(Stored entries)
'''
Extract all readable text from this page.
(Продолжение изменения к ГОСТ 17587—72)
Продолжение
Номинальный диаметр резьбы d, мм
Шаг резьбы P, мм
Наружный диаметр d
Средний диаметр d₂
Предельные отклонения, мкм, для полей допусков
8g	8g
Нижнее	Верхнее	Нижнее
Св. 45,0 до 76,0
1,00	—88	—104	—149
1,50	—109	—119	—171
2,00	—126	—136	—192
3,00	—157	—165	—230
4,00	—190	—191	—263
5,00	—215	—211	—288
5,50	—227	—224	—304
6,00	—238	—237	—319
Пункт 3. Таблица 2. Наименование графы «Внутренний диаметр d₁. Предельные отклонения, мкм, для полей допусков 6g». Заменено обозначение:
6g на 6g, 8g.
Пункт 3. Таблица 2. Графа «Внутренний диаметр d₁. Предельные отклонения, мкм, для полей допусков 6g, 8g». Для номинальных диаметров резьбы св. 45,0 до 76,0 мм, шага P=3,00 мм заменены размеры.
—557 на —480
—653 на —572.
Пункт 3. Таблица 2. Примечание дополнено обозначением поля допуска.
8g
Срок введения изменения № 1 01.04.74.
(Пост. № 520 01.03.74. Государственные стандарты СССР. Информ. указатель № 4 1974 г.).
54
'''
(Written exercise): Each line holding "резьбы" must be found and copied.

(Result of this exercise):
Номинальный диаметр резьбы d, мм
Шаг резьбы P, мм
Пункт 3. Таблица 2. Графа «Внутренний диаметр d₁. Предельные отклонения, мкм, для полей допусков 6g, 8g». Для номинальных диаметров резьбы св. 45,0 до 76,0 мм, шага P=3,00 мм заменены размеры.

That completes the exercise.